* Your objective
Gather all lines with the word "Nice" in them.

* Excerpted data
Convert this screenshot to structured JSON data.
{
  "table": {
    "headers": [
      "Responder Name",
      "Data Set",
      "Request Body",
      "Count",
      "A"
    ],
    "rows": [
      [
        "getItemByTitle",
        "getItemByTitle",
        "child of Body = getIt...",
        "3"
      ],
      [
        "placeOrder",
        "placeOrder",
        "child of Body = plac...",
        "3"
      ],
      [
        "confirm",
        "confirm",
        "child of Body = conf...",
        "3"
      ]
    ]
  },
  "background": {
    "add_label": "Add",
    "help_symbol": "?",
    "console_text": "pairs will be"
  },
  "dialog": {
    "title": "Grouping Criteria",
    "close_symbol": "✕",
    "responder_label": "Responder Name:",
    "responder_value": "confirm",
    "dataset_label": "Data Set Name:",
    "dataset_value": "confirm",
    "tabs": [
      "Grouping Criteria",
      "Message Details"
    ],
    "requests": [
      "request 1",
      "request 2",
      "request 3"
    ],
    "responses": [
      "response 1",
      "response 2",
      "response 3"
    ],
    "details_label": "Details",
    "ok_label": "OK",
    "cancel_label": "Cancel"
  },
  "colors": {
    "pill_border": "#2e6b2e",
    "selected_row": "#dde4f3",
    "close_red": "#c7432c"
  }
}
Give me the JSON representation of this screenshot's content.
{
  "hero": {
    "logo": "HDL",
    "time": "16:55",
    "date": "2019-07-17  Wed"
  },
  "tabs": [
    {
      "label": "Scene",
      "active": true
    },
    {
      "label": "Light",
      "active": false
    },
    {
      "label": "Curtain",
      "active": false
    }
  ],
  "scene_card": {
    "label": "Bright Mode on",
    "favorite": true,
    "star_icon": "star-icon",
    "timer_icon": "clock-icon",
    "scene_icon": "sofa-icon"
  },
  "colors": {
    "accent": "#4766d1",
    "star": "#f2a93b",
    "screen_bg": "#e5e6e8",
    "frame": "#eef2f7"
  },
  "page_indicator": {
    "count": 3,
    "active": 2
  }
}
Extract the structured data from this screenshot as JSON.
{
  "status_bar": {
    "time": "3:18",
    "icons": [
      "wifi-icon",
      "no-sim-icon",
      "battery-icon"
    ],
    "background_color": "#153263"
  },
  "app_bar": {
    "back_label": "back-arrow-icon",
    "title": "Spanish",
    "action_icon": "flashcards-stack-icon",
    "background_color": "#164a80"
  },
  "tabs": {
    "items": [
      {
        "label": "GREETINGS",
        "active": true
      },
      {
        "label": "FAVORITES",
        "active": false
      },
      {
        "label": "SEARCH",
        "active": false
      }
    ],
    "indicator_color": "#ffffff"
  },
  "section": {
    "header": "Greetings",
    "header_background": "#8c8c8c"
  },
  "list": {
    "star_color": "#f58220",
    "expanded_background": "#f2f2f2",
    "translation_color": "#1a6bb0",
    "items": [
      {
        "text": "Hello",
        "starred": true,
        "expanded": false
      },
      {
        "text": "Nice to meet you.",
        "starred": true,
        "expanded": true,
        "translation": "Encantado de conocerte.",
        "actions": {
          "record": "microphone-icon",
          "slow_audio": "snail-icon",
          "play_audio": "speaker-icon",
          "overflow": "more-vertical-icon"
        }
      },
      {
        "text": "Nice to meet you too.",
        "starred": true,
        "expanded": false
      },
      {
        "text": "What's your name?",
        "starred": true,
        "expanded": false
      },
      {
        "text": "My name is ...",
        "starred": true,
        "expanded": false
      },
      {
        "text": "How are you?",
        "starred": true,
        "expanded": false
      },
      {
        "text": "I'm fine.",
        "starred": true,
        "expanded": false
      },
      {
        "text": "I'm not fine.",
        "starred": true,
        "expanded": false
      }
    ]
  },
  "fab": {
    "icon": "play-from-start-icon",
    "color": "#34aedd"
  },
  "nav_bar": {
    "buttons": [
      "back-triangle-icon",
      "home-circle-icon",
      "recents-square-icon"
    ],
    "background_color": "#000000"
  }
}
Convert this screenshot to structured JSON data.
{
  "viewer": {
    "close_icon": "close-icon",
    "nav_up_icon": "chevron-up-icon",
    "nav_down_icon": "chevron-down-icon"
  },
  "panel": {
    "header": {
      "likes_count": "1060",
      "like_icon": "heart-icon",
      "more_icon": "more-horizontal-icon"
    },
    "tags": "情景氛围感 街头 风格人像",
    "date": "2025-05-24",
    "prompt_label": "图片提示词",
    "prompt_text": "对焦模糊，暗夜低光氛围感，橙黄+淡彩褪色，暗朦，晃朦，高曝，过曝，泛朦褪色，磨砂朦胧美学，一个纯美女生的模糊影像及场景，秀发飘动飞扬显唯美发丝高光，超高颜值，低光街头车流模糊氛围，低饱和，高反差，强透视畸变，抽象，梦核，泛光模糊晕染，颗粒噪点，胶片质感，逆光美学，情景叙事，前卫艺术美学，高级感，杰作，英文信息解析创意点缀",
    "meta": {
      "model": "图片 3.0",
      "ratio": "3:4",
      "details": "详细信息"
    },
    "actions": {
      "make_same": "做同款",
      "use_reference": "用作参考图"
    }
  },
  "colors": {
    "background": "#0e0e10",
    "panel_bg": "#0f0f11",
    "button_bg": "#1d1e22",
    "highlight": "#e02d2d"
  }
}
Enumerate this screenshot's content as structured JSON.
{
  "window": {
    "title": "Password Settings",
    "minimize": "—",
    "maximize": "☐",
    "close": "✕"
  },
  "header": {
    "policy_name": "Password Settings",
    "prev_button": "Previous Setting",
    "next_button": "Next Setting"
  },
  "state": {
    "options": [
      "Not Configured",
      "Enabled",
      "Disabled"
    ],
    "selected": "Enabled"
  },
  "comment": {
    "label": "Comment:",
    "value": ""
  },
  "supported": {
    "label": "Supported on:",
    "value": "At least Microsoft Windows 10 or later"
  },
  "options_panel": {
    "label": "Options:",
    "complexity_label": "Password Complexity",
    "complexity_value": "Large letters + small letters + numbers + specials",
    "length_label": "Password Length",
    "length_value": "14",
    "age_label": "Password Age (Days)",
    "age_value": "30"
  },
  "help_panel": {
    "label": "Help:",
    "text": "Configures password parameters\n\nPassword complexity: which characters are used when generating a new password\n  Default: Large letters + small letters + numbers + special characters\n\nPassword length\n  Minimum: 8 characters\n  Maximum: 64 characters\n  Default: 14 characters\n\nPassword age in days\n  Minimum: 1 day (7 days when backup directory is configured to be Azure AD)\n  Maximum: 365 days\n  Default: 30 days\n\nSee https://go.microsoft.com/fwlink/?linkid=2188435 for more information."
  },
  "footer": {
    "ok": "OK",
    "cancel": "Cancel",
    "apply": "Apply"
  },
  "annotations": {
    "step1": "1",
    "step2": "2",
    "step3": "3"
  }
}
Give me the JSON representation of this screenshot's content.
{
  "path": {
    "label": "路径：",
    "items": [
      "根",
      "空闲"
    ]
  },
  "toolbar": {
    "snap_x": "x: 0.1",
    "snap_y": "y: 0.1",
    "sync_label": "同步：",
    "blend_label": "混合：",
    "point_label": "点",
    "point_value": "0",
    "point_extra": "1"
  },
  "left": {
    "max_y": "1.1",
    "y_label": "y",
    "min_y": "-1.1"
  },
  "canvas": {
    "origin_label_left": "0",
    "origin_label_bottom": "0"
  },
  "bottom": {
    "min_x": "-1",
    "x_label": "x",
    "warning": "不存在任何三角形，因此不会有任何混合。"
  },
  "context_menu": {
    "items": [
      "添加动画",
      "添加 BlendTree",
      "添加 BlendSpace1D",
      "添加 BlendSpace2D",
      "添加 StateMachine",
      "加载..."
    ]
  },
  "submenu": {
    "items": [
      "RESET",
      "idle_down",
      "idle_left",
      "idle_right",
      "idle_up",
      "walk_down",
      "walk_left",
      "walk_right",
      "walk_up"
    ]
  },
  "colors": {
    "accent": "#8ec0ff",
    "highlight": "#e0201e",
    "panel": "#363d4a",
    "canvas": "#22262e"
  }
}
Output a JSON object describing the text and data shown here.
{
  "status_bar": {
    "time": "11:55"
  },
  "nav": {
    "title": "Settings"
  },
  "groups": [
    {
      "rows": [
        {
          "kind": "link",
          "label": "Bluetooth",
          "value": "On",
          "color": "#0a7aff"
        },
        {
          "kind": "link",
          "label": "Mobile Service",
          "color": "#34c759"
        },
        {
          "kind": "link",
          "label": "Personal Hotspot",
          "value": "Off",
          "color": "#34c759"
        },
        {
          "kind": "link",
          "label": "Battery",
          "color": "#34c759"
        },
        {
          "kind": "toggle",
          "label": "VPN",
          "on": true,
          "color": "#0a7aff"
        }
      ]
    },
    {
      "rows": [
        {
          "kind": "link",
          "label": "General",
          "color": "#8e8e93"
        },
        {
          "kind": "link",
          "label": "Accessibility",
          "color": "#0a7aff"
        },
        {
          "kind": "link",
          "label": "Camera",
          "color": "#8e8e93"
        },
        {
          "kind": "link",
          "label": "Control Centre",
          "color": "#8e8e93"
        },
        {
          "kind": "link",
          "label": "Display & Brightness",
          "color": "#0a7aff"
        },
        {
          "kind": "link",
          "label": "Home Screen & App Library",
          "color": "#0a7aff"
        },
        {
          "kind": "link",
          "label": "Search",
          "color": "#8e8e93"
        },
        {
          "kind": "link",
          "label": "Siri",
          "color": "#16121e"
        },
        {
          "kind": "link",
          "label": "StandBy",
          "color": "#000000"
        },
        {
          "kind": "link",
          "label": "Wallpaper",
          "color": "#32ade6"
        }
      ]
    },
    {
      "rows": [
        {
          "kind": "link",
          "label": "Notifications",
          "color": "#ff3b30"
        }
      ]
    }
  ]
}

* Problem solution
        "text": "Nice to meet you.",
        "text": "Nice to meet you too.",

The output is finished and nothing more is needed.